▸ Set problem
All of the material below is to be retyped exactly.

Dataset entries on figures
-*-
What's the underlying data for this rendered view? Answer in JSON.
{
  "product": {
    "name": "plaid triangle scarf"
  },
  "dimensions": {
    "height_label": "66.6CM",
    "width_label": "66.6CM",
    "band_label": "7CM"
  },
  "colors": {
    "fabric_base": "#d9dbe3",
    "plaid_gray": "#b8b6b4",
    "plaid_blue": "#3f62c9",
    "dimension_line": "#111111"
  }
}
-*-
▸ Exercise solution
What's the underlying data for this rendered view? Answer in JSON.
{
  "product": {
    "name": "plaid triangle scarf"
  },
  "dimensions": {
    "height_label": "66.6CM",
    "width_label": "66.6CM",
    "band_label": "7CM"
  },
  "colors": {
    "fabric_base": "#d9dbe3",
    "plaid_gray": "#b8b6b4",
    "plaid_blue": "#3f62c9",
    "dimension_line": "#111111"
  }
}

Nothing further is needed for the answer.